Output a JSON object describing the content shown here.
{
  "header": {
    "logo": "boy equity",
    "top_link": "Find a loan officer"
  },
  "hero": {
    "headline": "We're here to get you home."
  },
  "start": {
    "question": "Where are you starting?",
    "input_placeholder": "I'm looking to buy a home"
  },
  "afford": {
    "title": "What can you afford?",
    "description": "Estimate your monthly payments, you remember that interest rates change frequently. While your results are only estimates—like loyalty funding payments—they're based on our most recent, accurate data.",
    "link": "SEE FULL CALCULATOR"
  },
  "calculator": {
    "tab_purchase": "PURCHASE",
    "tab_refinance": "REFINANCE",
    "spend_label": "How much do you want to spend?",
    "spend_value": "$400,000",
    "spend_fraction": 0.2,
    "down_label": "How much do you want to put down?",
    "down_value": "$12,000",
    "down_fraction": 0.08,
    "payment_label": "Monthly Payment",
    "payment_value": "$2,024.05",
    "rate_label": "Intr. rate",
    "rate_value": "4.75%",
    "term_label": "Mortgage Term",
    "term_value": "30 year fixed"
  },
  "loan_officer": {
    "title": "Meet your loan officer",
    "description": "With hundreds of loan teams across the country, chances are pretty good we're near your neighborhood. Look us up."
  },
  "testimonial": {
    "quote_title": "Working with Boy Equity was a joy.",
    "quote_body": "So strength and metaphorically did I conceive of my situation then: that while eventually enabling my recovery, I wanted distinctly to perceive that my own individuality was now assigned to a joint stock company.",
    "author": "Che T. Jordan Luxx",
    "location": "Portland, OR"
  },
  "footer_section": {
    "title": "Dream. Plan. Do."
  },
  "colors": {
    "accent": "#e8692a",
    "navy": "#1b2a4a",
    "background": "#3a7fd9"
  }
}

======

# [Problem to solve]
Each line in the material above must be retyped without alteration.

# [The output]
Output a JSON object describing the content shown here.
{
  "header": {
    "logo": "boy equity",
    "top_link": "Find a loan officer"
  },
  "hero": {
    "headline": "We're here to get you home."
  },
  "start": {
    "question": "Where are you starting?",
    "input_placeholder": "I'm looking to buy a home"
  },
  "afford": {
    "title": "What can you afford?",
    "description": "Estimate your monthly payments, you remember that interest rates change frequently. While your results are only estimates—like loyalty funding payments—they're based on our most recent, accurate data.",
    "link": "SEE FULL CALCULATOR"
  },
  "calculator": {
    "tab_purchase": "PURCHASE",
    "tab_refinance": "REFINANCE",
    "spend_label": "How much do you want to spend?",
    "spend_value": "$400,000",
    "spend_fraction": 0.2,
    "down_label": "How much do you want to put down?",
    "down_value": "$12,000",
    "down_fraction": 0.08,
    "payment_label": "Monthly Payment",
    "payment_value": "$2,024.05",
    "rate_label": "Intr. rate",
    "rate_value": "4.75%",
    "term_label": "Mortgage Term",
    "term_value": "30 year fixed"
  },
  "loan_officer": {
    "title": "Meet your loan officer",
    "description": "With hundreds of loan teams across the country, chances are pretty good we're near your neighborhood. Look us up."
  },
  "testimonial": {
    "quote_title": "Working with Boy Equity was a joy.",
    "quote_body": "So strength and metaphorically did I conceive of my situation then: that while eventually enabling my recovery, I wanted distinctly to perceive that my own individuality was now assigned to a joint stock company.",
    "author": "Che T. Jordan Luxx",
    "location": "Portland, OR"
  },
  "footer_section": {
    "title": "Dream. Plan. Do."
  },
  "colors": {
    "accent": "#e8692a",
    "navy": "#1b2a4a",
    "background": "#3a7fd9"
  }
}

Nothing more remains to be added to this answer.